◆ WORK TO DO
Copy each line that has the string "this" somewhere in it.

(Source data)

□ □ □ □

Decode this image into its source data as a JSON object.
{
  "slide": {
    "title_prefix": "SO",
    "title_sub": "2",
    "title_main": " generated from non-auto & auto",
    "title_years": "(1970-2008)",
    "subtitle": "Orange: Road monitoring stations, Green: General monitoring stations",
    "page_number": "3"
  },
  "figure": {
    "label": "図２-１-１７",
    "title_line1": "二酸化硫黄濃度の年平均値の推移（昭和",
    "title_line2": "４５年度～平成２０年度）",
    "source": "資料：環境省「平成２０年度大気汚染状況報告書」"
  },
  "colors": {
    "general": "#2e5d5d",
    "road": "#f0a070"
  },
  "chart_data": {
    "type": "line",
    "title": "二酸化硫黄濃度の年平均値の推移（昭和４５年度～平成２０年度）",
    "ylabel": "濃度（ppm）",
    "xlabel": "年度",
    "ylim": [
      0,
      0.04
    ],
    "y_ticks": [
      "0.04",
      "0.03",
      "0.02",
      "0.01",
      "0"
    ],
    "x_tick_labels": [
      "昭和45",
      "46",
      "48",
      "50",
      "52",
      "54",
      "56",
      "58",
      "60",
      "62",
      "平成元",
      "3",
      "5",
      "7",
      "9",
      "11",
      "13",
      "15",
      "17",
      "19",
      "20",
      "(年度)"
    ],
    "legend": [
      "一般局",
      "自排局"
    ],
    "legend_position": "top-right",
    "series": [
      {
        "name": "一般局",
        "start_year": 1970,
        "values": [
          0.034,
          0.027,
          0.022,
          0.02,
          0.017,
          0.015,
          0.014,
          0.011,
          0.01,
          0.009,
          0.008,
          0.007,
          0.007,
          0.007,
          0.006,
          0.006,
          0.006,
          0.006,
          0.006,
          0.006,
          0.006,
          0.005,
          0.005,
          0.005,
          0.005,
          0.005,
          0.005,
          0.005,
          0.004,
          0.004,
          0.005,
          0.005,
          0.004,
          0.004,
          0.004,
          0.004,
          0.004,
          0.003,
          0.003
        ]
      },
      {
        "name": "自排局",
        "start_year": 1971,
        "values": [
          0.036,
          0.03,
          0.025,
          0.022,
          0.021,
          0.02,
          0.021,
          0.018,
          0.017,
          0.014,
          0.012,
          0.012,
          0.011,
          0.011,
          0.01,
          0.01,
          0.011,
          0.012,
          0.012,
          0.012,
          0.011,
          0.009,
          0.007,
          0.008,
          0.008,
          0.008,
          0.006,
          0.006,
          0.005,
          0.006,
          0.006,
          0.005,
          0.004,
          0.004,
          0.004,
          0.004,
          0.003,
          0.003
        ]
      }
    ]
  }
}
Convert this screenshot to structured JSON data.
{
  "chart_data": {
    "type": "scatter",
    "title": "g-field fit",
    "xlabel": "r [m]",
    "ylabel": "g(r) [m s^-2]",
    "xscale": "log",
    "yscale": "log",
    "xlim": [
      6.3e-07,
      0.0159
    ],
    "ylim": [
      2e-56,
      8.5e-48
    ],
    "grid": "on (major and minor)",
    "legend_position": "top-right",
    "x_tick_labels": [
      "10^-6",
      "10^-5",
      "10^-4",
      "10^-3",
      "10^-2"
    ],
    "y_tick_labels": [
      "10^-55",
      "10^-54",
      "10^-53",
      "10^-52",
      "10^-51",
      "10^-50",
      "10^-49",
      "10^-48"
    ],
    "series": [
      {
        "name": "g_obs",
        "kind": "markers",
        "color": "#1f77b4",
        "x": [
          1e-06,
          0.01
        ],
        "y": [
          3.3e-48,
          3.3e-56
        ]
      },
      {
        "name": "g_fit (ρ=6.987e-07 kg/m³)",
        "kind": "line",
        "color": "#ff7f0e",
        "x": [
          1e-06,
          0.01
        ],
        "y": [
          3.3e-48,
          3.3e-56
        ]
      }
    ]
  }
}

□ □ □ □

◆ ANSWER IN FULL
Decode this image into its source data as a JSON object.
Convert this screenshot to structured JSON data.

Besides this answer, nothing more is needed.